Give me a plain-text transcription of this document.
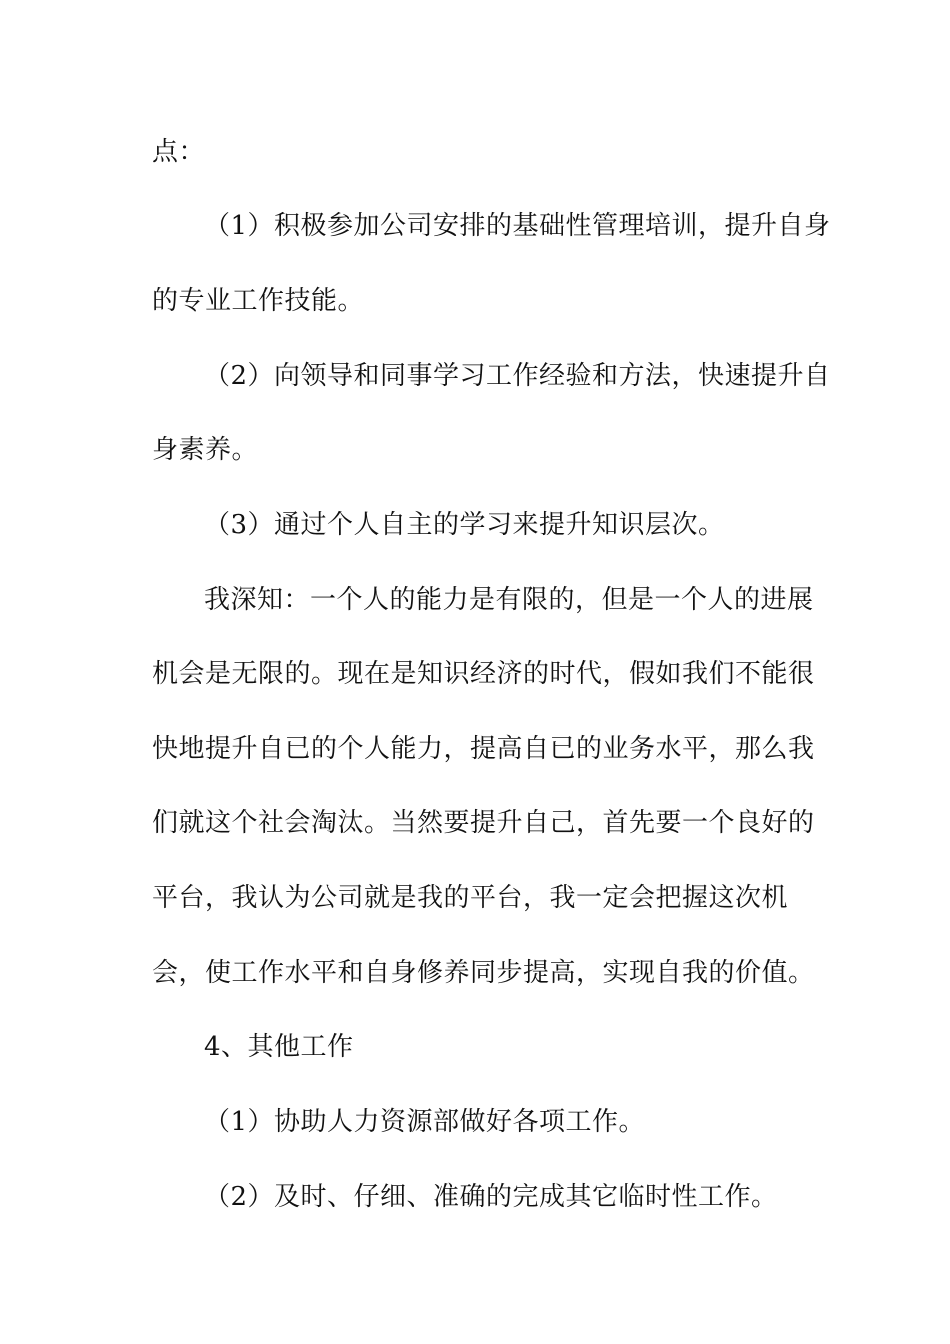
点：
（1）积极参加公司安排的基础性管理培训，提升自身
的专业工作技能。
（2）向领导和同事学习工作经验和方法，快速提升自
身素养。
（3）通过个人自主的学习来提升知识层次。
我深知：一个人的能力是有限的，但是一个人的进展
机会是无限的。现在是知识经济的时代，假如我们不能很
快地提升自已的个人能力，提高自已的业务水平，那么我
们就这个社会淘汰。当然要提升自己，首先要一个良好的
平台，我认为公司就是我的平台，我一定会把握这次机
会，使工作水平和自身修养同步提高，实现自我的价值。
4、其他工作
（1）协助人力资源部做好各项工作。
（2）及时、仔细、准确的完成其它临时性工作。
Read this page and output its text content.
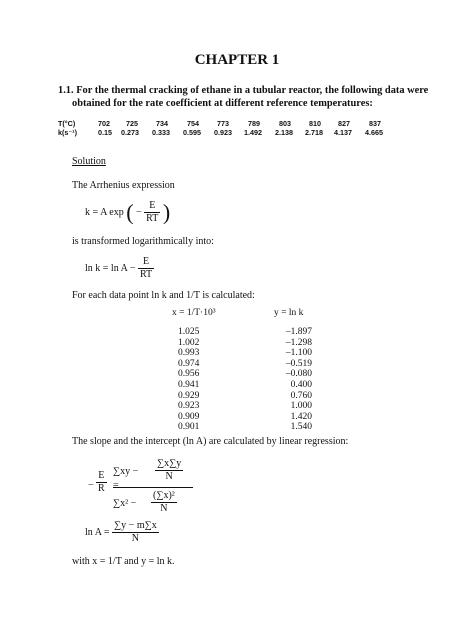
CHAPTER 1
1.1. For the thermal cracking of ethane in a tubular reactor, the following data were obtained for the rate coefficient at different reference temperatures:
T(°C)	702 725	734	754	773	789	803	810 827	837
k(s⁻¹)	0.15 0.273 0.333 0.595 0.923 1.492 2.138 2.718 4.137 4.665
Solution
The Arrhenius expression
k = A exp ( − $\frac{E}{RT}$ )
is transformed logarithmically into:
$\ln k = \ln A - \frac{E}{RT}$
For each data point ln k and 1/T is calculated:
x = 1/T·10³	y = ln k
1.025	–1.897
1.002	–1.298
0.993	–1.100
0.974	–0.519
0.956	–0.080
0.941	0.400
0.929	0.760
0.923	1.000
0.909	1.420
0.901	1.540
The slope and the intercept (ln A) are calculated by linear regression:
− $\frac{E}{R}$ =
$\sum xy - \frac{\sum x\sum y}{N}$
$\sum x^2 - \frac{\text{(∑x)²}}{N}$
$\ln A = \frac{\sum y - m\sum x}{N}$
with x = 1/T and y = ln k.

****************************************

### EXERCISE DETAILS
Copy out every line with the word "text".

### EXPECTED OUTPUT
Give me a plain-text transcription of this document.
Read this page and output its text content.
$\sum x^2 - \frac{\text{(∑x)²}}{N}$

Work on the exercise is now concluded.